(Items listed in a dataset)
====

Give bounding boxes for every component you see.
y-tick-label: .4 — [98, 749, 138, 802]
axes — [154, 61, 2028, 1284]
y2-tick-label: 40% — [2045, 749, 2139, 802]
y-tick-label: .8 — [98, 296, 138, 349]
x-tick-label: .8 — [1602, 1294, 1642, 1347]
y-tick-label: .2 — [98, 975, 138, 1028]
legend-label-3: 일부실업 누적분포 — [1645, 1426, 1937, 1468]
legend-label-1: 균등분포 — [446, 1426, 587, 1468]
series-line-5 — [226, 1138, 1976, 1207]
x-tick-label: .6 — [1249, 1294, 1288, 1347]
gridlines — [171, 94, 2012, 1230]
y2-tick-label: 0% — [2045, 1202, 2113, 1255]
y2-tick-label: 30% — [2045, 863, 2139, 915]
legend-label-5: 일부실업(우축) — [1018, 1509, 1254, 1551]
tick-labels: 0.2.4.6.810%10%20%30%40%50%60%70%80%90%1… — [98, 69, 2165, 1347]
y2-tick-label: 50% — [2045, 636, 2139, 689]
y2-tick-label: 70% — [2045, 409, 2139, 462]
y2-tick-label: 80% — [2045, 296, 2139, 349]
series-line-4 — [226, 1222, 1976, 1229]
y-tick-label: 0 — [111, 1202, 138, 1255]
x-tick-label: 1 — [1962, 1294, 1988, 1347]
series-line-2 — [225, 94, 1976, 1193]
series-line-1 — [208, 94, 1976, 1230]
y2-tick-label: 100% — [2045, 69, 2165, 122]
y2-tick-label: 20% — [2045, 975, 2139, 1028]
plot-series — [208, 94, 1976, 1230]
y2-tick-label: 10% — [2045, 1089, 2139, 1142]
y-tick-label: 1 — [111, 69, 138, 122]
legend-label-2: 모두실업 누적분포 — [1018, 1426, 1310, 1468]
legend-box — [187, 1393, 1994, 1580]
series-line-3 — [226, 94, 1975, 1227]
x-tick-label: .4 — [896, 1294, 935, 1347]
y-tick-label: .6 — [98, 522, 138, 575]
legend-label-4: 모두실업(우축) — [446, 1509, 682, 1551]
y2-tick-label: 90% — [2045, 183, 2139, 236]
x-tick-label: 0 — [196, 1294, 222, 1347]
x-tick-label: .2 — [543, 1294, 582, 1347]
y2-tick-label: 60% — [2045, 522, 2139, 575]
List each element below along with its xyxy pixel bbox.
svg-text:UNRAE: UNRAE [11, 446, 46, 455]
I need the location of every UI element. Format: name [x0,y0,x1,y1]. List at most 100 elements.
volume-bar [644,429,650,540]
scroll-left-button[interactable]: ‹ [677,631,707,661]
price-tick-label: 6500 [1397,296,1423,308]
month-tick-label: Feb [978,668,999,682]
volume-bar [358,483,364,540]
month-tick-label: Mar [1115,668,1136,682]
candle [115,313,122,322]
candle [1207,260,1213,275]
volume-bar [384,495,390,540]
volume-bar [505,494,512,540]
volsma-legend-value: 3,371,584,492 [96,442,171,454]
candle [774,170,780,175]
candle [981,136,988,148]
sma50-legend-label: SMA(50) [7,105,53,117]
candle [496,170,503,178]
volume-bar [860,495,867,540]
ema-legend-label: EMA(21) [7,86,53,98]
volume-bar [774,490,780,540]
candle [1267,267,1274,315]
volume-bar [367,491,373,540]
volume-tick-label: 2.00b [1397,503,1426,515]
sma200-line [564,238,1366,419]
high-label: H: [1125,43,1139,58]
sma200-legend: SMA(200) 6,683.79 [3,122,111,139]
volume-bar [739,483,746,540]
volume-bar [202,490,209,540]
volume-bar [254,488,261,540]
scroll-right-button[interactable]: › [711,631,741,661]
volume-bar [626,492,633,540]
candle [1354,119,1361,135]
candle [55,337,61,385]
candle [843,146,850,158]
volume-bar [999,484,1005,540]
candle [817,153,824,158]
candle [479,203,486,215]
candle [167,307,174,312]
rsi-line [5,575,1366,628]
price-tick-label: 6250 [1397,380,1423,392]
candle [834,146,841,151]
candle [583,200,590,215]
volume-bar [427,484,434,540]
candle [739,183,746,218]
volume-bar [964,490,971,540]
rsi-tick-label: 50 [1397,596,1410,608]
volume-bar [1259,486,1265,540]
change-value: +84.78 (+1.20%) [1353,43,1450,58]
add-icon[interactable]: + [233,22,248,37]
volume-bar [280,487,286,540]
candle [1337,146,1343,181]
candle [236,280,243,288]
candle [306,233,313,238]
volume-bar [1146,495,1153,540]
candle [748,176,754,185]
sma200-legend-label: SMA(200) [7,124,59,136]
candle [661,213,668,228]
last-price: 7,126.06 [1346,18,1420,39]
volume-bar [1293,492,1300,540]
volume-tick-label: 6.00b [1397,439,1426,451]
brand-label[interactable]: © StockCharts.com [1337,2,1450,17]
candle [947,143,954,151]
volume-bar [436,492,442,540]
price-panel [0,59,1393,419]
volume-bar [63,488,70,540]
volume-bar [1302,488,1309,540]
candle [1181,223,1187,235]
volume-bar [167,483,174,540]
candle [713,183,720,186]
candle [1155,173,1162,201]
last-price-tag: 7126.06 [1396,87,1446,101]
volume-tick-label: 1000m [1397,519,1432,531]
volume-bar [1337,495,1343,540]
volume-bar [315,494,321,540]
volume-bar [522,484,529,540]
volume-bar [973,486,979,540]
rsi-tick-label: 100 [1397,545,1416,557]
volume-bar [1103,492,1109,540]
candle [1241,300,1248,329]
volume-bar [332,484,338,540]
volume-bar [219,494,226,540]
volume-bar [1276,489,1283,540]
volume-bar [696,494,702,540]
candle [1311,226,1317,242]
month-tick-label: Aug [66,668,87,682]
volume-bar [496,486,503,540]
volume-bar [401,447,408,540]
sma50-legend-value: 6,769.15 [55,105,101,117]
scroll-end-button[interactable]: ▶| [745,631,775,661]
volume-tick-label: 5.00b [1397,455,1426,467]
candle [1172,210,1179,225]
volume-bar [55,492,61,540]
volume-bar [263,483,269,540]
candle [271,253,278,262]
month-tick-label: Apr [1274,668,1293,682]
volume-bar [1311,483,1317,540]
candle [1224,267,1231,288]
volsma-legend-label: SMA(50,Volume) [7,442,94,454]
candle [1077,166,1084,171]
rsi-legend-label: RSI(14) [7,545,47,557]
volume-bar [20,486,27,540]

====

• **EXERCISE INSTRUCTIONS**:
Copy out every row above again, word for word and unchanged.

• **COMPLETE RESPONSE**:
Give bounding boxes for every component you see.
y-tick-label: .4 — [98, 749, 138, 802]
axes — [154, 61, 2028, 1284]
y2-tick-label: 40% — [2045, 749, 2139, 802]
y-tick-label: .8 — [98, 296, 138, 349]
x-tick-label: .8 — [1602, 1294, 1642, 1347]
y-tick-label: .2 — [98, 975, 138, 1028]
legend-label-3: 일부실업 누적분포 — [1645, 1426, 1937, 1468]
legend-label-1: 균등분포 — [446, 1426, 587, 1468]
series-line-5 — [226, 1138, 1976, 1207]
x-tick-label: .6 — [1249, 1294, 1288, 1347]
gridlines — [171, 94, 2012, 1230]
y2-tick-label: 0% — [2045, 1202, 2113, 1255]
y2-tick-label: 30% — [2045, 863, 2139, 915]
legend-label-5: 일부실업(우축) — [1018, 1509, 1254, 1551]
tick-labels: 0.2.4.6.810%10%20%30%40%50%60%70%80%90%1… — [98, 69, 2165, 1347]
y2-tick-label: 50% — [2045, 636, 2139, 689]
y2-tick-label: 70% — [2045, 409, 2139, 462]
y2-tick-label: 80% — [2045, 296, 2139, 349]
series-line-4 — [226, 1222, 1976, 1229]
y-tick-label: 0 — [111, 1202, 138, 1255]
x-tick-label: 1 — [1962, 1294, 1988, 1347]
series-line-2 — [225, 94, 1976, 1193]
series-line-1 — [208, 94, 1976, 1230]
y2-tick-label: 100% — [2045, 69, 2165, 122]
y2-tick-label: 20% — [2045, 975, 2139, 1028]
plot-series — [208, 94, 1976, 1230]
y2-tick-label: 10% — [2045, 1089, 2139, 1142]
y-tick-label: 1 — [111, 69, 138, 122]
legend-label-2: 모두실업 누적분포 — [1018, 1426, 1310, 1468]
legend-box — [187, 1393, 1994, 1580]
series-line-3 — [226, 94, 1975, 1227]
x-tick-label: .4 — [896, 1294, 935, 1347]
y-tick-label: .6 — [98, 522, 138, 575]
legend-label-4: 모두실업(우축) — [446, 1509, 682, 1551]
y2-tick-label: 90% — [2045, 183, 2139, 236]
x-tick-label: 0 — [196, 1294, 222, 1347]
x-tick-label: .2 — [543, 1294, 582, 1347]
y2-tick-label: 60% — [2045, 522, 2139, 575]
List each element below along with its xyxy pixel bbox.
svg-text:UNRAE: UNRAE [11, 446, 46, 455]
I need the location of every UI element. Format: name [x0,y0,x1,y1]. List at most 100 elements.
volume-bar [644,429,650,540]
scroll-left-button[interactable]: ‹ [677,631,707,661]
price-tick-label: 6500 [1397,296,1423,308]
month-tick-label: Feb [978,668,999,682]
volume-bar [358,483,364,540]
month-tick-label: Mar [1115,668,1136,682]
candle [115,313,122,322]
candle [1207,260,1213,275]
volume-bar [384,495,390,540]
volume-bar [505,494,512,540]
volsma-legend-value: 3,371,584,492 [96,442,171,454]
candle [774,170,780,175]
candle [981,136,988,148]
sma50-legend-label: SMA(50) [7,105,53,117]
candle [496,170,503,178]
volume-bar [860,495,867,540]
ema-legend-label: EMA(21) [7,86,53,98]
volume-bar [774,490,780,540]
candle [1267,267,1274,315]
volume-bar [367,491,373,540]
volume-tick-label: 2.00b [1397,503,1426,515]
sma200-line [564,238,1366,419]
high-label: H: [1125,43,1139,58]
sma200-legend: SMA(200) 6,683.79 [3,122,111,139]
volume-bar [739,483,746,540]
volume-bar [202,490,209,540]
volume-bar [254,488,261,540]
scroll-right-button[interactable]: › [711,631,741,661]
volume-bar [626,492,633,540]
candle [1354,119,1361,135]
candle [55,337,61,385]
candle [843,146,850,158]
volume-bar [999,484,1005,540]
candle [817,153,824,158]
candle [479,203,486,215]
candle [167,307,174,312]
rsi-line [5,575,1366,628]
price-tick-label: 6250 [1397,380,1423,392]
candle [834,146,841,151]
candle [583,200,590,215]
volume-bar [427,484,434,540]
candle [739,183,746,218]
volume-bar [964,490,971,540]
rsi-tick-label: 50 [1397,596,1410,608]
volume-bar [1259,486,1265,540]
change-value: +84.78 (+1.20%) [1353,43,1450,58]
add-icon[interactable]: + [233,22,248,37]
volume-bar [280,487,286,540]
candle [1337,146,1343,181]
candle [236,280,243,288]
candle [306,233,313,238]
volume-bar [1146,495,1153,540]
candle [748,176,754,185]
sma200-legend-label: SMA(200) [7,124,59,136]
candle [661,213,668,228]
last-price: 7,126.06 [1346,18,1420,39]
volume-bar [1293,492,1300,540]
volume-tick-label: 6.00b [1397,439,1426,451]
brand-label[interactable]: © StockCharts.com [1337,2,1450,17]
candle [947,143,954,151]
volume-bar [436,492,442,540]
price-panel [0,59,1393,419]
volume-bar [63,488,70,540]
volume-bar [1302,488,1309,540]
candle [1181,223,1187,235]
volume-bar [167,483,174,540]
candle [713,183,720,186]
candle [1155,173,1162,201]
last-price-tag: 7126.06 [1396,87,1446,101]
volume-tick-label: 1000m [1397,519,1432,531]
volume-bar [1337,495,1343,540]
volume-bar [315,494,321,540]
volume-bar [522,484,529,540]
volume-bar [973,486,979,540]
rsi-tick-label: 100 [1397,545,1416,557]
volume-bar [1103,492,1109,540]
candle [1241,300,1248,329]
volume-bar [332,484,338,540]
volume-bar [219,494,226,540]
volume-bar [1276,489,1283,540]
volume-bar [696,494,702,540]
candle [1311,226,1317,242]
month-tick-label: Aug [66,668,87,682]
volume-bar [496,486,503,540]
volume-bar [401,447,408,540]
sma50-legend-value: 6,769.15 [55,105,101,117]
scroll-end-button[interactable]: ▶| [745,631,775,661]
volume-tick-label: 5.00b [1397,455,1426,467]
candle [1172,210,1179,225]
volume-bar [55,492,61,540]
volume-bar [263,483,269,540]
candle [271,253,278,262]
month-tick-label: Apr [1274,668,1293,682]
volume-bar [1311,483,1317,540]
candle [1224,267,1231,288]
volsma-legend-label: SMA(50,Volume) [7,442,94,454]
candle [1077,166,1084,171]
rsi-legend-label: RSI(14) [7,545,47,557]
volume-bar [20,486,27,540]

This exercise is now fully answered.